** begin Dataset content **

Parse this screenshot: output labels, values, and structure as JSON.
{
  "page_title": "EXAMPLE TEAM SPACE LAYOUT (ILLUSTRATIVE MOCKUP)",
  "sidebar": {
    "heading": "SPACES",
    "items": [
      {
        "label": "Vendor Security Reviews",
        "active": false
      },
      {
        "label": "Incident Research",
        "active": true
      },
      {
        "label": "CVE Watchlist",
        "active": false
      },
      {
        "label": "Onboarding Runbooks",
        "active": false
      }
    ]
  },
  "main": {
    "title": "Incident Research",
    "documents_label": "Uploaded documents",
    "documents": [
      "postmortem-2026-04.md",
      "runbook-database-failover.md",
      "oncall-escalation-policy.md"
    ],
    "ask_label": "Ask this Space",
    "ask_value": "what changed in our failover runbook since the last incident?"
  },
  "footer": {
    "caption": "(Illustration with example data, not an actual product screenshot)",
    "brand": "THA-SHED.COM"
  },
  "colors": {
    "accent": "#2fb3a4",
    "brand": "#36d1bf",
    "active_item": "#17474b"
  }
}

** end Dataset content **

* _What to do_: Make an exact copy of the data above.

* _Exercise output_:
Parse this screenshot: output labels, values, and structure as JSON.
{
  "page_title": "EXAMPLE TEAM SPACE LAYOUT (ILLUSTRATIVE MOCKUP)",
  "sidebar": {
    "heading": "SPACES",
    "items": [
      {
        "label": "Vendor Security Reviews",
        "active": false
      },
      {
        "label": "Incident Research",
        "active": true
      },
      {
        "label": "CVE Watchlist",
        "active": false
      },
      {
        "label": "Onboarding Runbooks",
        "active": false
      }
    ]
  },
  "main": {
    "title": "Incident Research",
    "documents_label": "Uploaded documents",
    "documents": [
      "postmortem-2026-04.md",
      "runbook-database-failover.md",
      "oncall-escalation-policy.md"
    ],
    "ask_label": "Ask this Space",
    "ask_value": "what changed in our failover runbook since the last incident?"
  },
  "footer": {
    "caption": "(Illustration with example data, not an actual product screenshot)",
    "brand": "THA-SHED.COM"
  },
  "colors": {
    "accent": "#2fb3a4",
    "brand": "#36d1bf",
    "active_item": "#17474b"
  }
}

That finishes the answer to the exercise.